- [AIM OF THE EXERCISE]
Report every line from the material that contains the word "bergendoula".

- [RECORDS PROVIDED]
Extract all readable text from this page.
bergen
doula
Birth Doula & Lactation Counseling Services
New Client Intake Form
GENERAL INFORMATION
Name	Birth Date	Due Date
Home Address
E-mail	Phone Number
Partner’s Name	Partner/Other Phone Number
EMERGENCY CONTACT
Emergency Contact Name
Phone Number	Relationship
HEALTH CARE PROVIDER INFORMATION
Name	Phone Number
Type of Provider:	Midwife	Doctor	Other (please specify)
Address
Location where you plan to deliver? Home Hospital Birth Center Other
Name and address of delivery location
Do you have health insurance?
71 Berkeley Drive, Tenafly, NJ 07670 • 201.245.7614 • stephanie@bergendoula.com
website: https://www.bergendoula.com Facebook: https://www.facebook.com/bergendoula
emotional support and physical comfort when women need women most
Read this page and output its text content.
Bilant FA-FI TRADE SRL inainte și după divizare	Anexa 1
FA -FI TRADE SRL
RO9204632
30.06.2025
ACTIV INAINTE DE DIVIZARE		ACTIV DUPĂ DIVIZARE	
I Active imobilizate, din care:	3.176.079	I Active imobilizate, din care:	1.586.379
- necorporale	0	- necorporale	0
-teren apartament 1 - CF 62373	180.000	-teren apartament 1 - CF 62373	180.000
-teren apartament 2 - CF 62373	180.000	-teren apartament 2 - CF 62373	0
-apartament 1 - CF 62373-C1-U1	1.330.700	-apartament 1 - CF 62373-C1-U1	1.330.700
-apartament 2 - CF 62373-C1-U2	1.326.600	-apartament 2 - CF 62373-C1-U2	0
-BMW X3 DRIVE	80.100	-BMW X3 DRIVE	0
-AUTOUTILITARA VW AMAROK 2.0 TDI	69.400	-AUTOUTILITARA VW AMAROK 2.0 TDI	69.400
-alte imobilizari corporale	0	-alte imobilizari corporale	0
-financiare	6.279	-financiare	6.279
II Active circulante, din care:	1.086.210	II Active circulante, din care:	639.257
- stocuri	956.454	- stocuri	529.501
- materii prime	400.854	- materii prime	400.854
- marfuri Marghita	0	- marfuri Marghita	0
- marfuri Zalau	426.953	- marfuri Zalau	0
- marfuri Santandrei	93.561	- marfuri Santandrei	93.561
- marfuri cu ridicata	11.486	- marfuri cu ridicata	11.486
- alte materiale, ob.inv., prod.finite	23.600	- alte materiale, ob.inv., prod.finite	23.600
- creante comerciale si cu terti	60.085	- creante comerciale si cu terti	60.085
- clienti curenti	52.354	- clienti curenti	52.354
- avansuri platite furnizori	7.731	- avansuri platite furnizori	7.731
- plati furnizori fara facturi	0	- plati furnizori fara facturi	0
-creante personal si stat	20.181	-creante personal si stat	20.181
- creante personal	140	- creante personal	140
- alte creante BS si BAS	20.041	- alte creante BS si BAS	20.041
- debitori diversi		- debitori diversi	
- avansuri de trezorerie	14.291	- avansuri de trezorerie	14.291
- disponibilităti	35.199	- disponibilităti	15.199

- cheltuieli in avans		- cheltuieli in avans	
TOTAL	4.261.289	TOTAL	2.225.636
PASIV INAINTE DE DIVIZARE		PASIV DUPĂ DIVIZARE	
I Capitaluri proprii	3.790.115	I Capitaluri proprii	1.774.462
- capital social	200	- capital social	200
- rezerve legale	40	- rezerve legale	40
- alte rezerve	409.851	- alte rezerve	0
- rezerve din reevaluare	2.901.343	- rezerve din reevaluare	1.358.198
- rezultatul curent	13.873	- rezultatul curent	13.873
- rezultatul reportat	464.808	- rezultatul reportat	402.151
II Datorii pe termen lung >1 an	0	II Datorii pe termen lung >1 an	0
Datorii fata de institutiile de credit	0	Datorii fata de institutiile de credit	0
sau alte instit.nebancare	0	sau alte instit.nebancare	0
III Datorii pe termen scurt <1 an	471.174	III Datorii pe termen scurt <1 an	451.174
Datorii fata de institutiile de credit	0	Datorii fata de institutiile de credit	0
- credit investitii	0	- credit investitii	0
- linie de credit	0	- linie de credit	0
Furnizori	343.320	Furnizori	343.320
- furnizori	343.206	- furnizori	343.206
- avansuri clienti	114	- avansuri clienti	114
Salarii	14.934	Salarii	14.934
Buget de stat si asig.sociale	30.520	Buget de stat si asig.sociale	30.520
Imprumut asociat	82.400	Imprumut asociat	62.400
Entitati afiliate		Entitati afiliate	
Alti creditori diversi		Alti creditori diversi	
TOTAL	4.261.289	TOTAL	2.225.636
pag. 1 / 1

- [OUTPUT OF THE EXERCISE]
71 Berkeley Drive, Tenafly, NJ 07670 • 201.245.7614 • stephanie@bergendoula.com
website: https://www.bergendoula.com Facebook: https://www.facebook.com/bergendoula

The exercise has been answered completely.